**Required work:** In the entries below, find every line holding the string "content" and collect it.

======

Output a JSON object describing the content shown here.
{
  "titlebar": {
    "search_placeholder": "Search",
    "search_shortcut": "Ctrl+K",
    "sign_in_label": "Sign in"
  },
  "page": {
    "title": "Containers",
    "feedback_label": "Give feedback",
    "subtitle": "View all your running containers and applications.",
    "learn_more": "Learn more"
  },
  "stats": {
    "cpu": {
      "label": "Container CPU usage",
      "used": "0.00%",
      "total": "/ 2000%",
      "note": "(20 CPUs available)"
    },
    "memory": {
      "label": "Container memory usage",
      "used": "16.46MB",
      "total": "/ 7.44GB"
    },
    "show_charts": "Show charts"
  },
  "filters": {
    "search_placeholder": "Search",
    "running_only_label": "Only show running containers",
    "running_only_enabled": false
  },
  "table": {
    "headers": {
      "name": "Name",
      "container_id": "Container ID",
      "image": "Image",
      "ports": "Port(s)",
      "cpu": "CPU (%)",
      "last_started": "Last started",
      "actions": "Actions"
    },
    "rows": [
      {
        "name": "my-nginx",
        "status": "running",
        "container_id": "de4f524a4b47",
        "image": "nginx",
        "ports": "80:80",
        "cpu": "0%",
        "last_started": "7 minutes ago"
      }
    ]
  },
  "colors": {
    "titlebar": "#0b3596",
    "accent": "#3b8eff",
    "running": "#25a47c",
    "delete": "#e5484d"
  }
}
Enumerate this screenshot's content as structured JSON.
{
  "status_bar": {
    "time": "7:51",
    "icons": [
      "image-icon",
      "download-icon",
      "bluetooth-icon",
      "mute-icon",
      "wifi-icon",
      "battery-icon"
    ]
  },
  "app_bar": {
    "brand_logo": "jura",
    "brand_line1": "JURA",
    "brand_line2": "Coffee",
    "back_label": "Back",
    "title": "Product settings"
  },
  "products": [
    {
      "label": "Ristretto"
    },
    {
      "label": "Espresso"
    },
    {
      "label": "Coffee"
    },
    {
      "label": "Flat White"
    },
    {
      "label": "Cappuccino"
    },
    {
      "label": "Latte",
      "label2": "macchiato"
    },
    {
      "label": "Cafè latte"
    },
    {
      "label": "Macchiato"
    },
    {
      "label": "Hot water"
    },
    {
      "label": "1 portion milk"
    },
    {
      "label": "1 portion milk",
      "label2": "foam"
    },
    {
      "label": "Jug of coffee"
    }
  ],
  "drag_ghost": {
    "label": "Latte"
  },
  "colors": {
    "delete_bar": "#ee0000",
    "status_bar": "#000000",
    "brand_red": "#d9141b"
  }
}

======

**Exercise output:**
Output a JSON object describing the content shown here.
Enumerate this screenshot's content as structured JSON.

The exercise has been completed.